▸ **Goal of the exercise**:
Rewrite every line of the records below as a numbered list, leaving out any blank lines.

▸ **Information shown**:
'''

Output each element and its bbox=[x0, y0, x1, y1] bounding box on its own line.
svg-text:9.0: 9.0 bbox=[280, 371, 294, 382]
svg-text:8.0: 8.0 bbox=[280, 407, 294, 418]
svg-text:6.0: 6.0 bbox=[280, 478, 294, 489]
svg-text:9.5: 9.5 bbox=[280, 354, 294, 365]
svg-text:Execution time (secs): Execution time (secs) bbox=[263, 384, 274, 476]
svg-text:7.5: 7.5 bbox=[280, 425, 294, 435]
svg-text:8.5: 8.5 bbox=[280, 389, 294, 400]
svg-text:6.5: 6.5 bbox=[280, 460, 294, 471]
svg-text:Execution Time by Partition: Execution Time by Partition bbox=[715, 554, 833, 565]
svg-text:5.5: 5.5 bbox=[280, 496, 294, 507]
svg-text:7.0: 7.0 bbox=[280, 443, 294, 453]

'''

▸ **The solution**:
1. Output each element and its bbox=[x0, y0, x1, y1] bounding box on its own line.
2. svg-text:9.0: 9.0 bbox=[280, 371, 294, 382]
3. svg-text:8.0: 8.0 bbox=[280, 407, 294, 418]
4. svg-text:6.0: 6.0 bbox=[280, 478, 294, 489]
5. svg-text:9.5: 9.5 bbox=[280, 354, 294, 365]
6. svg-text:Execution time (secs): Execution time (secs) bbox=[263, 384, 274, 476]
7. svg-text:7.5: 7.5 bbox=[280, 425, 294, 435]
8. svg-text:8.5: 8.5 bbox=[280, 389, 294, 400]
9. svg-text:6.5: 6.5 bbox=[280, 460, 294, 471]
10. svg-text:Execution Time by Partition: Execution Time by Partition bbox=[715, 554, 833, 565]
11. svg-text:5.5: 5.5 bbox=[280, 496, 294, 507]
12. svg-text:7.0: 7.0 bbox=[280, 443, 294, 453]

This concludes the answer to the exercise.